EXERCISE MATERIALS:
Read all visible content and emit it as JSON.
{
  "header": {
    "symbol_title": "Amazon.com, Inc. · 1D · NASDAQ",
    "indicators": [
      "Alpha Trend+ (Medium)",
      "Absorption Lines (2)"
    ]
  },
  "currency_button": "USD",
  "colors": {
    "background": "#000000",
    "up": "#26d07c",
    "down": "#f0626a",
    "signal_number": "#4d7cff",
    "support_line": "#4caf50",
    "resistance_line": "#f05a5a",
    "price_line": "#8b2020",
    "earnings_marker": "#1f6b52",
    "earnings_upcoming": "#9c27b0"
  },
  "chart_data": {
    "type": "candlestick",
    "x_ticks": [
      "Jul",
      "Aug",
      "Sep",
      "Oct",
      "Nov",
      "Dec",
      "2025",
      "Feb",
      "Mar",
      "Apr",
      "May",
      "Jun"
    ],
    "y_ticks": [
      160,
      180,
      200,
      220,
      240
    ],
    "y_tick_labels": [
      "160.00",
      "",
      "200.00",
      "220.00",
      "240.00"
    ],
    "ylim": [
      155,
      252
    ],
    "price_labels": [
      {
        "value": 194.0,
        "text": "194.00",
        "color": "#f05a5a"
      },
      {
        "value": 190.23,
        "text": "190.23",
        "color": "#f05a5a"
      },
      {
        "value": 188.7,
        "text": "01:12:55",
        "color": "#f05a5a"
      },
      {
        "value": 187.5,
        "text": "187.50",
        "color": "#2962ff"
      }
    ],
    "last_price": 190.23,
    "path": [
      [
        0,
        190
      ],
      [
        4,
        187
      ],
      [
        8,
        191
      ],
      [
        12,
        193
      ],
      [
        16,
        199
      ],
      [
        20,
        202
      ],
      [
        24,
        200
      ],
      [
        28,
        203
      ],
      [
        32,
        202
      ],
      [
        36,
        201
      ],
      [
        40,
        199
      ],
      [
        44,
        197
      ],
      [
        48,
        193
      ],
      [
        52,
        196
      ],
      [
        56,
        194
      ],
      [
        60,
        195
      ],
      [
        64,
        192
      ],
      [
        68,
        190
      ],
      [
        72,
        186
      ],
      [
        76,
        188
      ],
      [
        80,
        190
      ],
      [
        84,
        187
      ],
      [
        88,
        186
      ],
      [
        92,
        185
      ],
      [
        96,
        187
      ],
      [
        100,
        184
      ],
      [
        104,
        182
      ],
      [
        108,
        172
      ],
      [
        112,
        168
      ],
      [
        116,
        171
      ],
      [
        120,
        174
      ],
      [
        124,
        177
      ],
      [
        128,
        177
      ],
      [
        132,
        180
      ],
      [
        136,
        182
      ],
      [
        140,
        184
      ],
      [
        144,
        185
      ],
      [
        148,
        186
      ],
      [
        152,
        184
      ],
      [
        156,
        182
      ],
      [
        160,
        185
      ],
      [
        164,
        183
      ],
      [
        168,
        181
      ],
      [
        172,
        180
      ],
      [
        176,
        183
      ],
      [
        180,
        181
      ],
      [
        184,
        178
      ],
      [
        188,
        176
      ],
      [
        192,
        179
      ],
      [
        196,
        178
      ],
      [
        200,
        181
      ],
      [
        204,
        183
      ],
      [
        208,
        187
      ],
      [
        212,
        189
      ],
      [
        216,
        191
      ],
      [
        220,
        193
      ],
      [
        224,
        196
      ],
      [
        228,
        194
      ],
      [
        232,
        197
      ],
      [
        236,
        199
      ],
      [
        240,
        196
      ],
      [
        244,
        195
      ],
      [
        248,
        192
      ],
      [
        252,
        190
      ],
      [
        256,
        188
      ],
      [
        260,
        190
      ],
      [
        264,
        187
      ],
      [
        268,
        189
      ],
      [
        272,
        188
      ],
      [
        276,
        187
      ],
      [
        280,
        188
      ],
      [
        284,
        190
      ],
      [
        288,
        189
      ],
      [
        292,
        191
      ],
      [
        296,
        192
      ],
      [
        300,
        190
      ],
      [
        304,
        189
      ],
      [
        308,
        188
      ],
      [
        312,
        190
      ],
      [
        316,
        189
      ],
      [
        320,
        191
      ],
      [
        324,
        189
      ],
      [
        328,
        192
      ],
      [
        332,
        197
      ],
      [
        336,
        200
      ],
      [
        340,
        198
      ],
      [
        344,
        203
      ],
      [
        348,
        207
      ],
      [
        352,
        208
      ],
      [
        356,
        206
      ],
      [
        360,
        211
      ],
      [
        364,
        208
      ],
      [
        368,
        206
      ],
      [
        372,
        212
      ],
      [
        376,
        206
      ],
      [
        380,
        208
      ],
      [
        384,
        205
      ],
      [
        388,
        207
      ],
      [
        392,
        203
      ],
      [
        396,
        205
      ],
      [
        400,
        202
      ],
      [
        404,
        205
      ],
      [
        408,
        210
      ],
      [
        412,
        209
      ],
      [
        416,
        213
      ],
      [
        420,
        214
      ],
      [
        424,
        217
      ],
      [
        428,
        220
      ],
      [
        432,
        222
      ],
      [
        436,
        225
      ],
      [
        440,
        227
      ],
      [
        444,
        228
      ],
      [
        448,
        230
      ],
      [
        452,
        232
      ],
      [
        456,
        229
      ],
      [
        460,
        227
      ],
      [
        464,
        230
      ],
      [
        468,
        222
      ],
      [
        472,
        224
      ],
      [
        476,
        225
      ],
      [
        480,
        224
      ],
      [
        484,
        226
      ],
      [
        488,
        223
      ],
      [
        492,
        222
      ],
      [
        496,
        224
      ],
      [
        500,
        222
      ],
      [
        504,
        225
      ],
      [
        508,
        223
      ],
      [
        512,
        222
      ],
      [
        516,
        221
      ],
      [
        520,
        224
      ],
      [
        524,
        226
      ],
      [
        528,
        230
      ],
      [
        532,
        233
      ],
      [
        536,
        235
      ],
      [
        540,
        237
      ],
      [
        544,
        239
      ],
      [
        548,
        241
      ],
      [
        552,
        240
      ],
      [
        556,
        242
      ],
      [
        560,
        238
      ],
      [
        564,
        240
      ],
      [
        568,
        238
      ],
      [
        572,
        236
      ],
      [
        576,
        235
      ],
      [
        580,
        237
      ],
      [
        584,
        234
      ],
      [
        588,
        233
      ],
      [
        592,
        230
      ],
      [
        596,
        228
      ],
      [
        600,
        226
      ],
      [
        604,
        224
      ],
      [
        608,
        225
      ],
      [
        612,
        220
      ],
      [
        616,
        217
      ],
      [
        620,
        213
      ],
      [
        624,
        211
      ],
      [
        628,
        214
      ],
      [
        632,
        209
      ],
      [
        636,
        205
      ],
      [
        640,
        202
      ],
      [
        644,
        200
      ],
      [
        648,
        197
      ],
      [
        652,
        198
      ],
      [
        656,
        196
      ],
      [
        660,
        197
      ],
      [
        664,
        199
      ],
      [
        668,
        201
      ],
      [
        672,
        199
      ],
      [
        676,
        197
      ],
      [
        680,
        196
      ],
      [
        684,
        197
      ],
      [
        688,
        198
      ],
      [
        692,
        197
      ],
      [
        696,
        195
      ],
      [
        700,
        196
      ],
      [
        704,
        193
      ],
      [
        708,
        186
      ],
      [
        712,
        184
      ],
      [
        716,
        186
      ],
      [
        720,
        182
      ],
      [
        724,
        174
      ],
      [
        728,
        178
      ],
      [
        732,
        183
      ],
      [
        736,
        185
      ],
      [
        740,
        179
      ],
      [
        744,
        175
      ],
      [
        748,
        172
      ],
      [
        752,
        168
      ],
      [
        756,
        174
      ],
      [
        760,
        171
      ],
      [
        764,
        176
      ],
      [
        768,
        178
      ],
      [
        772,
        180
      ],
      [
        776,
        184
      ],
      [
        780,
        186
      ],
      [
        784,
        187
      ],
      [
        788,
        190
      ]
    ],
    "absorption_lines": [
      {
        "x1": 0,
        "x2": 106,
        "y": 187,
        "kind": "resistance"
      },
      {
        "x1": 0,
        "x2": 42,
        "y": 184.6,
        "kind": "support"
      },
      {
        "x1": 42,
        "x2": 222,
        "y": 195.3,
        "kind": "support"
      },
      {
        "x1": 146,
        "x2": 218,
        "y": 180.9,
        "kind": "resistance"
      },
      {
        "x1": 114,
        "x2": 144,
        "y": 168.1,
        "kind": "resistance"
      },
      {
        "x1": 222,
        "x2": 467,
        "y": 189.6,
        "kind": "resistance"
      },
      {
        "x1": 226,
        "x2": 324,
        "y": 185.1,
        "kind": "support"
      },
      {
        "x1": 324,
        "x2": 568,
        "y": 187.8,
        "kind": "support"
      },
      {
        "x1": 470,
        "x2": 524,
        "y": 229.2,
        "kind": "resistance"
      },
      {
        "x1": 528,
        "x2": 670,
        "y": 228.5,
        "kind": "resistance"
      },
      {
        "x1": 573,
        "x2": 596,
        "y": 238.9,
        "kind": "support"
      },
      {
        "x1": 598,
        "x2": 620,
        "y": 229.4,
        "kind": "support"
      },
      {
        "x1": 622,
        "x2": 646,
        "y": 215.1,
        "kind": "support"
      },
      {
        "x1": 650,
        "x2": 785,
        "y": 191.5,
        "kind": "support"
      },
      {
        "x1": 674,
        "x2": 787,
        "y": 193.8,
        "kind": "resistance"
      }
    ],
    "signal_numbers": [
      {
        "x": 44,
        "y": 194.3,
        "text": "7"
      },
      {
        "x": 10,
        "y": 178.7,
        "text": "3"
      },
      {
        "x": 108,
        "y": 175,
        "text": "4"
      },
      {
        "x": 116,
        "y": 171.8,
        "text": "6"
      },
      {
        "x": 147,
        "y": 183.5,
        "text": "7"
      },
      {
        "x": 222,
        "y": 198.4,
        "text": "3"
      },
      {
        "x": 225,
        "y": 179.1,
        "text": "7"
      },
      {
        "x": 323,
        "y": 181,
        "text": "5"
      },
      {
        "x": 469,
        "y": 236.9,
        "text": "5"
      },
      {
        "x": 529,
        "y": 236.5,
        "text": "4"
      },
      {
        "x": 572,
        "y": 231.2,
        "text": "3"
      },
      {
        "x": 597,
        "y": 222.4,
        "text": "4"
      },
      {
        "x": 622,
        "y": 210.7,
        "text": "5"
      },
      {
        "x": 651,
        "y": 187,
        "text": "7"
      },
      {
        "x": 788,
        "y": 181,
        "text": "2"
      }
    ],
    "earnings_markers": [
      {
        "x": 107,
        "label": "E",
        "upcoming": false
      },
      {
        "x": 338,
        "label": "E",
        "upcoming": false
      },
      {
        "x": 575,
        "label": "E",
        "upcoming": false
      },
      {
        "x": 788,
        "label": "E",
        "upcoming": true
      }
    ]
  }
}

OBJECTIVE: Lines containing "value" are to be counted. State the total and add nothing.

SOLUTION: 4